Work to be completed: Please give the listing again in its entirety, exactly as written.

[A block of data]
# # # # #

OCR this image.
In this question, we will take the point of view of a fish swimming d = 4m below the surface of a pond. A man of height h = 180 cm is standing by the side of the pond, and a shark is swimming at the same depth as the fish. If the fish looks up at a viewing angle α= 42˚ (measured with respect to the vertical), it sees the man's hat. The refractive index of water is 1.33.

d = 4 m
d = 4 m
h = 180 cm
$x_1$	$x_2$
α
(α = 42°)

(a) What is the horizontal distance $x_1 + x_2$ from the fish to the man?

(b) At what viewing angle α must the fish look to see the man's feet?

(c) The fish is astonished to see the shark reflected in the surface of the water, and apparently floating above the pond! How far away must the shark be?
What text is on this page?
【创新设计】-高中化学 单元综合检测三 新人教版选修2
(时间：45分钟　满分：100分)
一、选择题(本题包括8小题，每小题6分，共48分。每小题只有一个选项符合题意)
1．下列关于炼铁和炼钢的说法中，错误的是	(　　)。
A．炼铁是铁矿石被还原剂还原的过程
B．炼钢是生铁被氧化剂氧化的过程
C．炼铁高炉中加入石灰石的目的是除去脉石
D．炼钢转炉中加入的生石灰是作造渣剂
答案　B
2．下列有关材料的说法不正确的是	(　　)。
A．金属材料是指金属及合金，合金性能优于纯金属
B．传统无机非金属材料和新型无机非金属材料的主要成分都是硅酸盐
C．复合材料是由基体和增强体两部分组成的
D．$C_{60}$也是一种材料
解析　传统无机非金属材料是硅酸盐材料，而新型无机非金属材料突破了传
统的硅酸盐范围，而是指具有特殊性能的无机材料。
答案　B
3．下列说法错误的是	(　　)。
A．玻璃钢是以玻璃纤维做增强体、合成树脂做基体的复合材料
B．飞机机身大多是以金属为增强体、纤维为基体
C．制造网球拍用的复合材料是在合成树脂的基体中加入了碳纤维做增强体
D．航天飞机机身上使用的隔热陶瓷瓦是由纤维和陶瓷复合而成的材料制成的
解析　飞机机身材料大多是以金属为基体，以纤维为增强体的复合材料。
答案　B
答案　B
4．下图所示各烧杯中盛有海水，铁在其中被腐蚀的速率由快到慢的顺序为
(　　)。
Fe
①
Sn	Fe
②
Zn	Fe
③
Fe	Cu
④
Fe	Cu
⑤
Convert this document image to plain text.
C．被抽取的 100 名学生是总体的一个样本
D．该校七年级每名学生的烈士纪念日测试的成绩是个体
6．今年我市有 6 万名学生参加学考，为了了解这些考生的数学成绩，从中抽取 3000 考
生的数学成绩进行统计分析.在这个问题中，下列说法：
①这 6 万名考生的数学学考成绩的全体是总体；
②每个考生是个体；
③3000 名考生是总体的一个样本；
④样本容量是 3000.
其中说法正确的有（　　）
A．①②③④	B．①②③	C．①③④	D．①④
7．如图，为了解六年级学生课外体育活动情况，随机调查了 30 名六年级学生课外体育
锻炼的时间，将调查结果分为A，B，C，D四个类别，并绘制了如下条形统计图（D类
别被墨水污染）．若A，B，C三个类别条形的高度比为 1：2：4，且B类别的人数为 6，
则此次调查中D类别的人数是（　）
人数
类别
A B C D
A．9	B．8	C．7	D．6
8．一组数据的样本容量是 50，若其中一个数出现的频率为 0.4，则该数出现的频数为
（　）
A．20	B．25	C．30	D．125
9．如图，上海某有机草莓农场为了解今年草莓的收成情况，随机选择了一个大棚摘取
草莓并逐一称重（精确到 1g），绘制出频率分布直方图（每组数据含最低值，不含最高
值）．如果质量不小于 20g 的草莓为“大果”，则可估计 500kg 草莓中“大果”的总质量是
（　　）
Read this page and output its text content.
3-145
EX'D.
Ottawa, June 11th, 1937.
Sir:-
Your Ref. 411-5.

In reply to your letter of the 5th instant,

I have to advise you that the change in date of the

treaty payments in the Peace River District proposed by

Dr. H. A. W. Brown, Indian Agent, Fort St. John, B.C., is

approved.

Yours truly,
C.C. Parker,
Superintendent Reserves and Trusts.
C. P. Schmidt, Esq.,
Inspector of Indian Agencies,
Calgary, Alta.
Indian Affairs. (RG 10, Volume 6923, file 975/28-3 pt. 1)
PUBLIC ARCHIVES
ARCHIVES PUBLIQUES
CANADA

# # # # #

Output:
OCR this image.
In this question, we will take the point of view of a fish swimming d = 4m below the surface of a pond. A man of height h = 180 cm is standing by the side of the pond, and a shark is swimming at the same depth as the fish. If the fish looks up at a viewing angle α= 42˚ (measured with respect to the vertical), it sees the man's hat. The refractive index of water is 1.33.

d = 4 m
d = 4 m
h = 180 cm
$x_1$	$x_2$
α
(α = 42°)

(a) What is the horizontal distance $x_1 + x_2$ from the fish to the man?

(b) At what viewing angle α must the fish look to see the man's feet?

(c) The fish is astonished to see the shark reflected in the surface of the water, and apparently floating above the pond! How far away must the shark be?
What text is on this page?
【创新设计】-高中化学 单元综合检测三 新人教版选修2
(时间：45分钟　满分：100分)
一、选择题(本题包括8小题，每小题6分，共48分。每小题只有一个选项符合题意)
1．下列关于炼铁和炼钢的说法中，错误的是	(　　)。
A．炼铁是铁矿石被还原剂还原的过程
B．炼钢是生铁被氧化剂氧化的过程
C．炼铁高炉中加入石灰石的目的是除去脉石
D．炼钢转炉中加入的生石灰是作造渣剂
答案　B
2．下列有关材料的说法不正确的是	(　　)。
A．金属材料是指金属及合金，合金性能优于纯金属
B．传统无机非金属材料和新型无机非金属材料的主要成分都是硅酸盐
C．复合材料是由基体和增强体两部分组成的
D．$C_{60}$也是一种材料
解析　传统无机非金属材料是硅酸盐材料，而新型无机非金属材料突破了传
统的硅酸盐范围，而是指具有特殊性能的无机材料。
答案　B
3．下列说法错误的是	(　　)。
A．玻璃钢是以玻璃纤维做增强体、合成树脂做基体的复合材料
B．飞机机身大多是以金属为增强体、纤维为基体
C．制造网球拍用的复合材料是在合成树脂的基体中加入了碳纤维做增强体
D．航天飞机机身上使用的隔热陶瓷瓦是由纤维和陶瓷复合而成的材料制成的
解析　飞机机身材料大多是以金属为基体，以纤维为增强体的复合材料。
答案　B
答案　B
4．下图所示各烧杯中盛有海水，铁在其中被腐蚀的速率由快到慢的顺序为
(　　)。
Fe
①
Sn	Fe
②
Zn	Fe
③
Fe	Cu
④
Fe	Cu
⑤
Convert this document image to plain text.
C．被抽取的 100 名学生是总体的一个样本
D．该校七年级每名学生的烈士纪念日测试的成绩是个体
6．今年我市有 6 万名学生参加学考，为了了解这些考生的数学成绩，从中抽取 3000 考
生的数学成绩进行统计分析.在这个问题中，下列说法：
①这 6 万名考生的数学学考成绩的全体是总体；
②每个考生是个体；
③3000 名考生是总体的一个样本；
④样本容量是 3000.
其中说法正确的有（　　）
A．①②③④	B．①②③	C．①③④	D．①④
7．如图，为了解六年级学生课外体育活动情况，随机调查了 30 名六年级学生课外体育
锻炼的时间，将调查结果分为A，B，C，D四个类别，并绘制了如下条形统计图（D类
别被墨水污染）．若A，B，C三个类别条形的高度比为 1：2：4，且B类别的人数为 6，
则此次调查中D类别的人数是（　）
人数
类别
A B C D
A．9	B．8	C．7	D．6
8．一组数据的样本容量是 50，若其中一个数出现的频率为 0.4，则该数出现的频数为
（　）
A．20	B．25	C．30	D．125
9．如图，上海某有机草莓农场为了解今年草莓的收成情况，随机选择了一个大棚摘取
草莓并逐一称重（精确到 1g），绘制出频率分布直方图（每组数据含最低值，不含最高
值）．如果质量不小于 20g 的草莓为“大果”，则可估计 500kg 草莓中“大果”的总质量是
（　　）
Read this page and output its text content.
3-145
EX'D.
Ottawa, June 11th, 1937.
Sir:-
Your Ref. 411-5.

In reply to your letter of the 5th instant,

I have to advise you that the change in date of the

treaty payments in the Peace River District proposed by

Dr. H. A. W. Brown, Indian Agent, Fort St. John, B.C., is

approved.

Yours truly,
C.C. Parker,
Superintendent Reserves and Trusts.
C. P. Schmidt, Esq.,
Inspector of Indian Agencies,
Calgary, Alta.
Indian Affairs. (RG 10, Volume 6923, file 975/28-3 pt. 1)
PUBLIC ARCHIVES
ARCHIVES PUBLIQUES
CANADA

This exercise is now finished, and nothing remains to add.